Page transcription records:
━━━━

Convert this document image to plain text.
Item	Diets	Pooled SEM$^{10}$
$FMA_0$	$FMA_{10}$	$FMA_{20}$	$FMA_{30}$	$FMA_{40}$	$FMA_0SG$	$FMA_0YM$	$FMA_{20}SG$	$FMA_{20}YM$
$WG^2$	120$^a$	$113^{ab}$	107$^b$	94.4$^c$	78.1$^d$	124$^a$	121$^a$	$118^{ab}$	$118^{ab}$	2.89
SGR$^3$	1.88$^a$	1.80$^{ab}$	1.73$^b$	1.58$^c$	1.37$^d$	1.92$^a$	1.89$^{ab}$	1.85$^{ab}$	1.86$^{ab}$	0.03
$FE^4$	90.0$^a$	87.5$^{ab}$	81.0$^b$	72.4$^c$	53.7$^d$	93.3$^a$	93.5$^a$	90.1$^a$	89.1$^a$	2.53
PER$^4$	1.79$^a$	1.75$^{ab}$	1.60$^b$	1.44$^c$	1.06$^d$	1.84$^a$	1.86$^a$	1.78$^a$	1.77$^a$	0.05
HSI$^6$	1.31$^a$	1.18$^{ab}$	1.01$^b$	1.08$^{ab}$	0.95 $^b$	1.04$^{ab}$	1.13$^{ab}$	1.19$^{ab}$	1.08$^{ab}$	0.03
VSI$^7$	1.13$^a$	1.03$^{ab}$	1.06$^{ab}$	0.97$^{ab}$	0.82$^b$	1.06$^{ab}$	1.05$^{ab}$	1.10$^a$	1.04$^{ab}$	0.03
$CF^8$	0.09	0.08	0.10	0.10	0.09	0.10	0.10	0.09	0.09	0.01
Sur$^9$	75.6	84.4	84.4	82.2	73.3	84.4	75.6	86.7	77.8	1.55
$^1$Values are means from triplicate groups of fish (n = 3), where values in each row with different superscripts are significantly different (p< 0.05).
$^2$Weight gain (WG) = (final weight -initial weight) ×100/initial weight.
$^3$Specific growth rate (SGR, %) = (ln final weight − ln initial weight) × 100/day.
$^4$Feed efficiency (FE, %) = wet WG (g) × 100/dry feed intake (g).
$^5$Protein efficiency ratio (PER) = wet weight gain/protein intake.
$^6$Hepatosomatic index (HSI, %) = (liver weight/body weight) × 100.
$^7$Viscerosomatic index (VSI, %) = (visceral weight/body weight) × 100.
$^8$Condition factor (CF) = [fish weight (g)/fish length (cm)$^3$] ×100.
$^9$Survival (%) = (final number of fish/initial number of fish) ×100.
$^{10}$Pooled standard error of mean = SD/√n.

━━━━

Exactly as they appear above, copy out all the records.

RESPONSE AREA:
Convert this document image to plain text.
Item	Diets	Pooled SEM$^{10}$
$FMA_0$	$FMA_{10}$	$FMA_{20}$	$FMA_{30}$	$FMA_{40}$	$FMA_0SG$	$FMA_0YM$	$FMA_{20}SG$	$FMA_{20}YM$
$WG^2$	120$^a$	$113^{ab}$	107$^b$	94.4$^c$	78.1$^d$	124$^a$	121$^a$	$118^{ab}$	$118^{ab}$	2.89
SGR$^3$	1.88$^a$	1.80$^{ab}$	1.73$^b$	1.58$^c$	1.37$^d$	1.92$^a$	1.89$^{ab}$	1.85$^{ab}$	1.86$^{ab}$	0.03
$FE^4$	90.0$^a$	87.5$^{ab}$	81.0$^b$	72.4$^c$	53.7$^d$	93.3$^a$	93.5$^a$	90.1$^a$	89.1$^a$	2.53
PER$^4$	1.79$^a$	1.75$^{ab}$	1.60$^b$	1.44$^c$	1.06$^d$	1.84$^a$	1.86$^a$	1.78$^a$	1.77$^a$	0.05
HSI$^6$	1.31$^a$	1.18$^{ab}$	1.01$^b$	1.08$^{ab}$	0.95 $^b$	1.04$^{ab}$	1.13$^{ab}$	1.19$^{ab}$	1.08$^{ab}$	0.03
VSI$^7$	1.13$^a$	1.03$^{ab}$	1.06$^{ab}$	0.97$^{ab}$	0.82$^b$	1.06$^{ab}$	1.05$^{ab}$	1.10$^a$	1.04$^{ab}$	0.03
$CF^8$	0.09	0.08	0.10	0.10	0.09	0.10	0.10	0.09	0.09	0.01
Sur$^9$	75.6	84.4	84.4	82.2	73.3	84.4	75.6	86.7	77.8	1.55
$^1$Values are means from triplicate groups of fish (n = 3), where values in each row with different superscripts are significantly different (p< 0.05).
$^2$Weight gain (WG) = (final weight -initial weight) ×100/initial weight.
$^3$Specific growth rate (SGR, %) = (ln final weight − ln initial weight) × 100/day.
$^4$Feed efficiency (FE, %) = wet WG (g) × 100/dry feed intake (g).
$^5$Protein efficiency ratio (PER) = wet weight gain/protein intake.
$^6$Hepatosomatic index (HSI, %) = (liver weight/body weight) × 100.
$^7$Viscerosomatic index (VSI, %) = (visceral weight/body weight) × 100.
$^8$Condition factor (CF) = [fish weight (g)/fish length (cm)$^3$] ×100.
$^9$Survival (%) = (final number of fish/initial number of fish) ×100.
$^{10}$Pooled standard error of mean = SD/√n.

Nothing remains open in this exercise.